TASK INSTRUCTIONS:
Select the lines of the records containing the word "nice" and list them.

▼

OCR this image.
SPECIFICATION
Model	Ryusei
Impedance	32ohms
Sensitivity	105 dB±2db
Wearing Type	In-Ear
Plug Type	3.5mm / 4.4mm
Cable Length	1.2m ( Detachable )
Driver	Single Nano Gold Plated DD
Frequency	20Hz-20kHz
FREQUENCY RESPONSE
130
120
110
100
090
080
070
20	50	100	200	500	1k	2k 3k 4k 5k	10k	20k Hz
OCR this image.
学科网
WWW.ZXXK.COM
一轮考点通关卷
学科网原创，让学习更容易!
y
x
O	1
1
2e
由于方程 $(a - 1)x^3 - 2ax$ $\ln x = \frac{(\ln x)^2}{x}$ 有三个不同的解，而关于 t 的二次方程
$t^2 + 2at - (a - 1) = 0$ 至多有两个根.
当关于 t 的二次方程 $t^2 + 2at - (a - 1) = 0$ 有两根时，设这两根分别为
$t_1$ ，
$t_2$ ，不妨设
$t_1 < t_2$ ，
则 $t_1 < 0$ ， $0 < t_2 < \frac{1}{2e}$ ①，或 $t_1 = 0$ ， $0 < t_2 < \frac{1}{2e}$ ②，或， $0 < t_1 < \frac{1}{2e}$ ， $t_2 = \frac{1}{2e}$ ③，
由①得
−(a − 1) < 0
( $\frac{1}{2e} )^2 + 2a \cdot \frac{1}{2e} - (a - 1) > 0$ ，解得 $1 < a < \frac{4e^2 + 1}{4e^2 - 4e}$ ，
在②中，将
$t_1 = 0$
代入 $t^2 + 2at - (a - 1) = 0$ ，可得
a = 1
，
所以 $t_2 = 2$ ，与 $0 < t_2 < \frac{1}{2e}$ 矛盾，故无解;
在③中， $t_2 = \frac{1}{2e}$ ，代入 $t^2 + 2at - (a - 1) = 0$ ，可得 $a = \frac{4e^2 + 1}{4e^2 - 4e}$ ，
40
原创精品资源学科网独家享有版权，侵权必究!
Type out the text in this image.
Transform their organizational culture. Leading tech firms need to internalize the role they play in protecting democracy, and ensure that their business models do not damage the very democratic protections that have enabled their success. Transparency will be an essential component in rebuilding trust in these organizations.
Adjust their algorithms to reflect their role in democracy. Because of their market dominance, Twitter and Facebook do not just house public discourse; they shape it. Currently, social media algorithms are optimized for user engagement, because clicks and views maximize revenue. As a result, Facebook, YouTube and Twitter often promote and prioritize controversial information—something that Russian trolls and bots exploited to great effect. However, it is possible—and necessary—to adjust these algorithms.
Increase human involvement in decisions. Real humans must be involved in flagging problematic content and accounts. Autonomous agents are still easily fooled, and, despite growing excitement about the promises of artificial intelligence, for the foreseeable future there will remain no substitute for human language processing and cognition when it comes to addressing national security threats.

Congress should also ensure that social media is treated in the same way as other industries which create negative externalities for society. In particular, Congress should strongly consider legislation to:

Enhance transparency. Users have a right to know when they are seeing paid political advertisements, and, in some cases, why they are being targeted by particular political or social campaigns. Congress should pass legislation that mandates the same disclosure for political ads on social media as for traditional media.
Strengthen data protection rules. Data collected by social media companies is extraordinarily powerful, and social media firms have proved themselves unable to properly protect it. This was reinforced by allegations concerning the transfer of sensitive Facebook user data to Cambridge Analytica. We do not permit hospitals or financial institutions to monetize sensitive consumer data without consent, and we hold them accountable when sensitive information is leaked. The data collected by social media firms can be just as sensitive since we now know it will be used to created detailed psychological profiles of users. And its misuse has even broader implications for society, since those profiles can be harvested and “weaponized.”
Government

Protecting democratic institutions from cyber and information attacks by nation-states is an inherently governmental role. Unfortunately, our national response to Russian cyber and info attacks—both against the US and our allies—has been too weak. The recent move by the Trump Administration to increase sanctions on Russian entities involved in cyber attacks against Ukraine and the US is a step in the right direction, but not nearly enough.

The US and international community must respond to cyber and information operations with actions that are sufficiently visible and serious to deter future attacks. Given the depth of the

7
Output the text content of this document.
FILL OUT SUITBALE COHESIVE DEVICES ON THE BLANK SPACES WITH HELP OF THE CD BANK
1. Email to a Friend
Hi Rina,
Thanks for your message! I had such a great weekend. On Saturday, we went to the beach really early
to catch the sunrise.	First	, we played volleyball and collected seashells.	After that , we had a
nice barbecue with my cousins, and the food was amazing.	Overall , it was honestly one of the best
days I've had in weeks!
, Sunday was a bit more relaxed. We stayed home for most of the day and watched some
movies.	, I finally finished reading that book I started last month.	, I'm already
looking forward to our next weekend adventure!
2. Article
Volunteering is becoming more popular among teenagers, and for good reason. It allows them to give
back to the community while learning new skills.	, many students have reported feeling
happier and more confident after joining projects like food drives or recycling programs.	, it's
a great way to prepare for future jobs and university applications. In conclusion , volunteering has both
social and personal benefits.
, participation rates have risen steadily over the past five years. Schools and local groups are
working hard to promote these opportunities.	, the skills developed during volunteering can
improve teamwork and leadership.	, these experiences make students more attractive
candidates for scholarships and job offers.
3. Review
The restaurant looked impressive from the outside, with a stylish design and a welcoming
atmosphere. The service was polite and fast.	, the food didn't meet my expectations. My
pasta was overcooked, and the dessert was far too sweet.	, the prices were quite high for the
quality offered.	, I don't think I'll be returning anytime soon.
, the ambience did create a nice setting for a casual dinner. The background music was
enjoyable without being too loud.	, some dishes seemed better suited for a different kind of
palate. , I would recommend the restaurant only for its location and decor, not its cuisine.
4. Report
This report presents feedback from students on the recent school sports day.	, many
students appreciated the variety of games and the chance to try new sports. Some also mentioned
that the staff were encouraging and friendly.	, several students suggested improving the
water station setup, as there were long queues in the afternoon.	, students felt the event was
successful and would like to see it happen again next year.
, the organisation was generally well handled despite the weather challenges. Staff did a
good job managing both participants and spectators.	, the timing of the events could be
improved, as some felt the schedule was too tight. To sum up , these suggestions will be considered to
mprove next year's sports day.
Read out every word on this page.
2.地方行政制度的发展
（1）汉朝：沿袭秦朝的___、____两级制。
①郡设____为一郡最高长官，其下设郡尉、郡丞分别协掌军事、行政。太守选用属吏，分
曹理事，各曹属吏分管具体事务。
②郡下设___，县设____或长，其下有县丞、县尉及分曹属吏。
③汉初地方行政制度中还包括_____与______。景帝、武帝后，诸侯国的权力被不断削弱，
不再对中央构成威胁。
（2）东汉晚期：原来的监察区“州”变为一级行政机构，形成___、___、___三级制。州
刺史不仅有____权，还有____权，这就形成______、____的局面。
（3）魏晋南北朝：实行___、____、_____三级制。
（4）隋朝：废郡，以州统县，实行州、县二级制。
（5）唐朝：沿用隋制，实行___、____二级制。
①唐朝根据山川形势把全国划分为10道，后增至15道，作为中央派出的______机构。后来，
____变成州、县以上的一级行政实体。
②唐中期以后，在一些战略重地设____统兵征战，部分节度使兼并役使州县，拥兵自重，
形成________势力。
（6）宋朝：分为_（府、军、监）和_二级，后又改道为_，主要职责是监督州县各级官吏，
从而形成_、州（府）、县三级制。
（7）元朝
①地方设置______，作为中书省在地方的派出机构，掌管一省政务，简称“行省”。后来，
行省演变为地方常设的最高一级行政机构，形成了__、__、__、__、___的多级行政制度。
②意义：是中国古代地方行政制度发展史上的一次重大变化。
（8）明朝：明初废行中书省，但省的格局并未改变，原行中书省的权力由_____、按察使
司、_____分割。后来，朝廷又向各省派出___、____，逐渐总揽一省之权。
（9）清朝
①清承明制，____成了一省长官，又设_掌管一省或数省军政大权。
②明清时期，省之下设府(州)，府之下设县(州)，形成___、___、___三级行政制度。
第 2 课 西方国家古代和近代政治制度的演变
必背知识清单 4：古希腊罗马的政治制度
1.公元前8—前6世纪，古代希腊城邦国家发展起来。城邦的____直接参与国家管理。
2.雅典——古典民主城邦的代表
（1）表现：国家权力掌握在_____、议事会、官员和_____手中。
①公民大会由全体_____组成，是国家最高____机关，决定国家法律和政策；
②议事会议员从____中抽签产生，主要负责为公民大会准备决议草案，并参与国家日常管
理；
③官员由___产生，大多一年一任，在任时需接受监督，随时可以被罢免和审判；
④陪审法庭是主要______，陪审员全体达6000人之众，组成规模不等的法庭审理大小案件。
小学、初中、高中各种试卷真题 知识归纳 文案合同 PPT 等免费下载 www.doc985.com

▲

FULL RESPONSE:
nice barbecue with my cousins, and the food was amazing.	Overall , it was honestly one of the best
, the ambience did create a nice setting for a casual dinner. The background music was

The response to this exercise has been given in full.